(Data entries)
·····

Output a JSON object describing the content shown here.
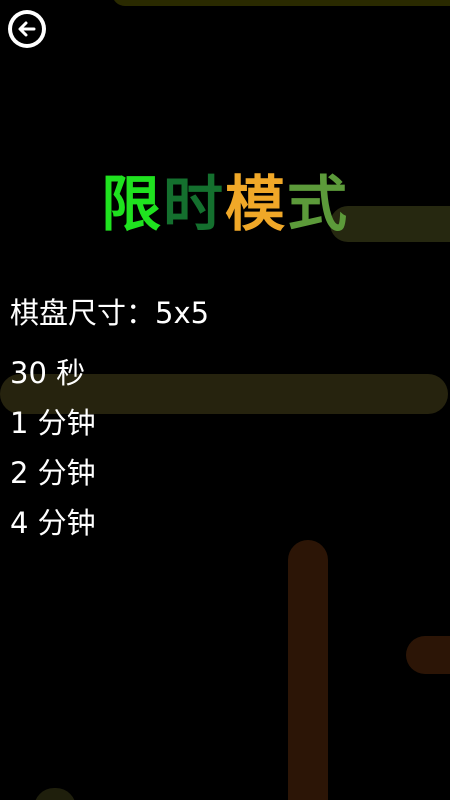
{
  "nav": {
    "back_icon": "back-arrow-icon"
  },
  "title": {
    "chars": [
      "限",
      "时",
      "模",
      "式"
    ],
    "colors": [
      "#1fe21f",
      "#14702e",
      "#f0a828",
      "#5c9a3a"
    ]
  },
  "board": {
    "size_text": "棋盘尺寸：5x5"
  },
  "menu": {
    "items": [
      {
        "label": "30 秒"
      },
      {
        "label": "1 分钟"
      },
      {
        "label": "2 分钟"
      },
      {
        "label": "4 分钟"
      }
    ]
  },
  "colors": {
    "background": "#000000",
    "text": "#ffffff",
    "bar_yellow": "#26230e",
    "bar_brown": "#2c1506"
  }
}
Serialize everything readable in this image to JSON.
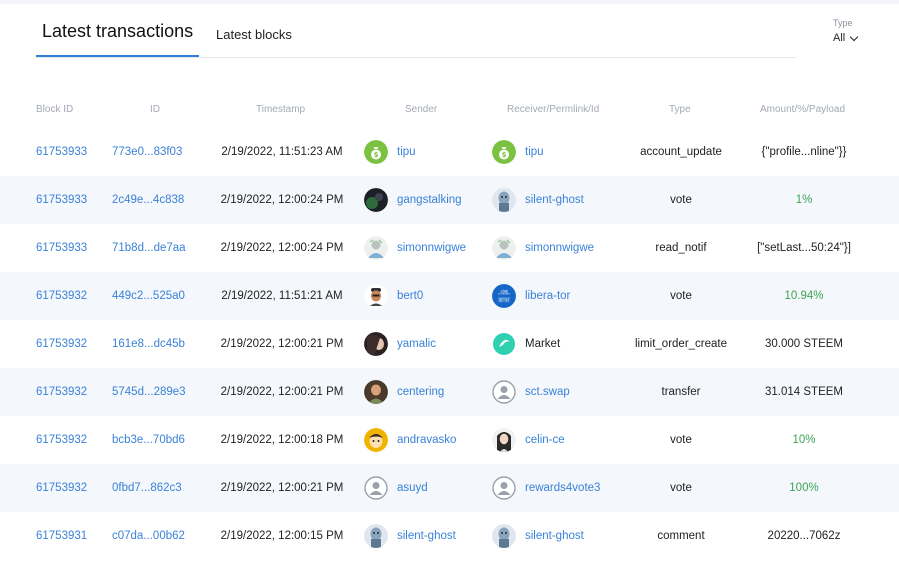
{
  "tabs": [
    {
      "label": "Latest transactions"
    },
    {
      "label": "Latest blocks"
    }
  ],
  "type_filter": {
    "label": "Type",
    "value": "All"
  },
  "columns": [
    "Block ID",
    "ID",
    "Timestamp",
    "Sender",
    "Receiver/Permlink/Id",
    "Type",
    "Amount/%/Payload"
  ],
  "rows": [
    {
      "block_id": "61753933",
      "id": "773e0...83f03",
      "timestamp": "2/19/2022, 11:51:23 AM",
      "sender": "tipu",
      "receiver": "tipu",
      "type": "account_update",
      "amount": "{\"profile...nline\"}}"
    },
    {
      "block_id": "61753933",
      "id": "2c49e...4c838",
      "timestamp": "2/19/2022, 12:00:24 PM",
      "sender": "gangstalking",
      "receiver": "silent-ghost",
      "type": "vote",
      "amount": "1%"
    },
    {
      "block_id": "61753933",
      "id": "71b8d...de7aa",
      "timestamp": "2/19/2022, 12:00:24 PM",
      "sender": "simonnwigwe",
      "receiver": "simonnwigwe",
      "type": "read_notif",
      "amount": "[\"setLast...50:24\"}]"
    },
    {
      "block_id": "61753932",
      "id": "449c2...525a0",
      "timestamp": "2/19/2022, 11:51:21 AM",
      "sender": "bert0",
      "receiver": "libera-tor",
      "type": "vote",
      "amount": "10.94%"
    },
    {
      "block_id": "61753932",
      "id": "161e8...dc45b",
      "timestamp": "2/19/2022, 12:00:21 PM",
      "sender": "yamalic",
      "receiver": "Market",
      "type": "limit_order_create",
      "amount": "30.000 STEEM"
    },
    {
      "block_id": "61753932",
      "id": "5745d...289e3",
      "timestamp": "2/19/2022, 12:00:21 PM",
      "sender": "centering",
      "receiver": "sct.swap",
      "type": "transfer",
      "amount": "31.014 STEEM"
    },
    {
      "block_id": "61753932",
      "id": "bcb3e...70bd6",
      "timestamp": "2/19/2022, 12:00:18 PM",
      "sender": "andravasko",
      "receiver": "celin-ce",
      "type": "vote",
      "amount": "10%"
    },
    {
      "block_id": "61753932",
      "id": "0fbd7...862c3",
      "timestamp": "2/19/2022, 12:00:21 PM",
      "sender": "asuyd",
      "receiver": "rewards4vote3",
      "type": "vote",
      "amount": "100%"
    },
    {
      "block_id": "61753931",
      "id": "c07da...00b62",
      "timestamp": "2/19/2022, 12:00:15 PM",
      "sender": "silent-ghost",
      "receiver": "silent-ghost",
      "type": "comment",
      "amount": "20220...7062z"
    }
  ],
  "avatar_badge_text": "리베\n레이터",
  "colors": {
    "link": "#3a82d8",
    "percent_green": "#3ea356",
    "tab_underline": "#2f7fd6",
    "alt_row": "#f4f7fb"
  }
}
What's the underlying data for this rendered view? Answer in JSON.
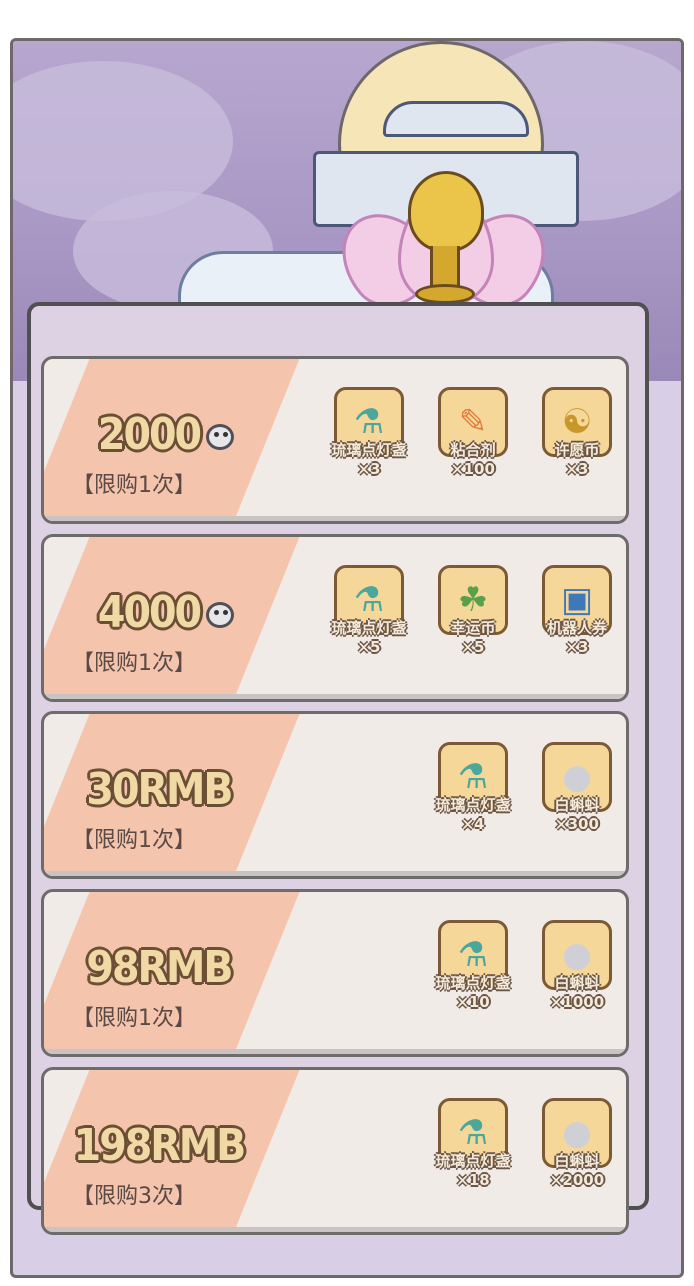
{
  "offers": [
    {
      "price": "2000",
      "currency_icon": "tadpole-icon",
      "limit": "【限购1次】",
      "items": [
        {
          "icon": "glass-lamp-icon",
          "name": "琉璃点灯盏",
          "qty": "×3"
        },
        {
          "icon": "glue-tube-icon",
          "name": "粘合剂",
          "qty": "×100"
        },
        {
          "icon": "wish-coin-icon",
          "name": "许愿币",
          "qty": "×3"
        }
      ]
    },
    {
      "price": "4000",
      "currency_icon": "tadpole-icon",
      "limit": "【限购1次】",
      "items": [
        {
          "icon": "glass-lamp-icon",
          "name": "琉璃点灯盏",
          "qty": "×5"
        },
        {
          "icon": "lucky-coin-icon",
          "name": "幸运币",
          "qty": "×5"
        },
        {
          "icon": "robot-ticket-icon",
          "name": "机器人券",
          "qty": "×3"
        }
      ]
    },
    {
      "price": "30RMB",
      "currency_icon": "",
      "limit": "【限购1次】",
      "items": [
        {
          "icon": "glass-lamp-icon",
          "name": "琉璃点灯盏",
          "qty": "×4"
        },
        {
          "icon": "white-tadpole-icon",
          "name": "白蝌蚪",
          "qty": "×300"
        }
      ]
    },
    {
      "price": "98RMB",
      "currency_icon": "",
      "limit": "【限购1次】",
      "items": [
        {
          "icon": "glass-lamp-icon",
          "name": "琉璃点灯盏",
          "qty": "×10"
        },
        {
          "icon": "white-tadpole-icon",
          "name": "白蝌蚪",
          "qty": "×1000"
        }
      ]
    },
    {
      "price": "198RMB",
      "currency_icon": "",
      "limit": "【限购3次】",
      "items": [
        {
          "icon": "glass-lamp-icon",
          "name": "琉璃点灯盏",
          "qty": "×18"
        },
        {
          "icon": "white-tadpole-icon",
          "name": "白蝌蚪",
          "qty": "×2000"
        }
      ]
    }
  ],
  "colors": {
    "card_bg": "#f1ebe7",
    "stripe": "#f5c4ad",
    "item_box": "#f6d79a",
    "price_fill": "#f1d9a6",
    "price_outline": "#6a4f35"
  }
}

·····

Exercise directions - Reproduce each entry precisely. Leave the pictures out.

Answer for the task -
Output a JSON object describing the content shown here.
{
  "nav": {
    "back_icon": "back-arrow-icon"
  },
  "title": {
    "chars": [
      "限",
      "时",
      "模",
      "式"
    ],
    "colors": [
      "#1fe21f",
      "#14702e",
      "#f0a828",
      "#5c9a3a"
    ]
  },
  "board": {
    "size_text": "棋盘尺寸：5x5"
  },
  "menu": {
    "items": [
      {
        "label": "30 秒"
      },
      {
        "label": "1 分钟"
      },
      {
        "label": "2 分钟"
      },
      {
        "label": "4 分钟"
      }
    ]
  },
  "colors": {
    "background": "#000000",
    "text": "#ffffff",
    "bar_yellow": "#26230e",
    "bar_brown": "#2c1506"
  }
}
Serialize everything readable in this image to JSON.
{
  "tabs": [
    {
      "label": "Latest transactions"
    },
    {
      "label": "Latest blocks"
    }
  ],
  "type_filter": {
    "label": "Type",
    "value": "All"
  },
  "columns": [
    "Block ID",
    "ID",
    "Timestamp",
    "Sender",
    "Receiver/Permlink/Id",
    "Type",
    "Amount/%/Payload"
  ],
  "rows": [
    {
      "block_id": "61753933",
      "id": "773e0...83f03",
      "timestamp": "2/19/2022, 11:51:23 AM",
      "sender": "tipu",
      "receiver": "tipu",
      "type": "account_update",
      "amount": "{\"profile...nline\"}}"
    },
    {
      "block_id": "61753933",
      "id": "2c49e...4c838",
      "timestamp": "2/19/2022, 12:00:24 PM",
      "sender": "gangstalking",
      "receiver": "silent-ghost",
      "type": "vote",
      "amount": "1%"
    },
    {
      "block_id": "61753933",
      "id": "71b8d...de7aa",
      "timestamp": "2/19/2022, 12:00:24 PM",
      "sender": "simonnwigwe",
      "receiver": "simonnwigwe",
      "type": "read_notif",
      "amount": "[\"setLast...50:24\"}]"
    },
    {
      "block_id": "61753932",
      "id": "449c2...525a0",
      "timestamp": "2/19/2022, 11:51:21 AM",
      "sender": "bert0",
      "receiver": "libera-tor",
      "type": "vote",
      "amount": "10.94%"
    },
    {
      "block_id": "61753932",
      "id": "161e8...dc45b",
      "timestamp": "2/19/2022, 12:00:21 PM",
      "sender": "yamalic",
      "receiver": "Market",
      "type": "limit_order_create",
      "amount": "30.000 STEEM"
    },
    {
      "block_id": "61753932",
      "id": "5745d...289e3",
      "timestamp": "2/19/2022, 12:00:21 PM",
      "sender": "centering",
      "receiver": "sct.swap",
      "type": "transfer",
      "amount": "31.014 STEEM"
    },
    {
      "block_id": "61753932",
      "id": "bcb3e...70bd6",
      "timestamp": "2/19/2022, 12:00:18 PM",
      "sender": "andravasko",
      "receiver": "celin-ce",
      "type": "vote",
      "amount": "10%"
    },
    {
      "block_id": "61753932",
      "id": "0fbd7...862c3",
      "timestamp": "2/19/2022, 12:00:21 PM",
      "sender": "asuyd",
      "receiver": "rewards4vote3",
      "type": "vote",
      "amount": "100%"
    },
    {
      "block_id": "61753931",
      "id": "c07da...00b62",
      "timestamp": "2/19/2022, 12:00:15 PM",
      "sender": "silent-ghost",
      "receiver": "silent-ghost",
      "type": "comment",
      "amount": "20220...7062z"
    }
  ],
  "avatar_badge_text": "리베\n레이터",
  "colors": {
    "link": "#3a82d8",
    "percent_green": "#3ea356",
    "tab_underline": "#2f7fd6",
    "alt_row": "#f4f7fb"
  }
}
What's the underlying data for this rendered view? Answer in JSON.
{
  "offers": [
    {
      "price": "2000",
      "currency_icon": "tadpole-icon",
      "limit": "【限购1次】",
      "items": [
        {
          "icon": "glass-lamp-icon",
          "name": "琉璃点灯盏",
          "qty": "×3"
        },
        {
          "icon": "glue-tube-icon",
          "name": "粘合剂",
          "qty": "×100"
        },
        {
          "icon": "wish-coin-icon",
          "name": "许愿币",
          "qty": "×3"
        }
      ]
    },
    {
      "price": "4000",
      "currency_icon": "tadpole-icon",
      "limit": "【限购1次】",
      "items": [
        {
          "icon": "glass-lamp-icon",
          "name": "琉璃点灯盏",
          "qty": "×5"
        },
        {
          "icon": "lucky-coin-icon",
          "name": "幸运币",
          "qty": "×5"
        },
        {
          "icon": "robot-ticket-icon",
          "name": "机器人券",
          "qty": "×3"
        }
      ]
    },
    {
      "price": "30RMB",
      "currency_icon": "",
      "limit": "【限购1次】",
      "items": [
        {
          "icon": "glass-lamp-icon",
          "name": "琉璃点灯盏",
          "qty": "×4"
        },
        {
          "icon": "white-tadpole-icon",
          "name": "白蝌蚪",
          "qty": "×300"
        }
      ]
    },
    {
      "price": "98RMB",
      "currency_icon": "",
      "limit": "【限购1次】",
      "items": [
        {
          "icon": "glass-lamp-icon",
          "name": "琉璃点灯盏",
          "qty": "×10"
        },
        {
          "icon": "white-tadpole-icon",
          "name": "白蝌蚪",
          "qty": "×1000"
        }
      ]
    },
    {
      "price": "198RMB",
      "currency_icon": "",
      "limit": "【限购3次】",
      "items": [
        {
          "icon": "glass-lamp-icon",
          "name": "琉璃点灯盏",
          "qty": "×18"
        },
        {
          "icon": "white-tadpole-icon",
          "name": "白蝌蚪",
          "qty": "×2000"
        }
      ]
    }
  ],
  "colors": {
    "card_bg": "#f1ebe7",
    "stripe": "#f5c4ad",
    "item_box": "#f6d79a",
    "price_fill": "#f1d9a6",
    "price_outline": "#6a4f35"
  }
}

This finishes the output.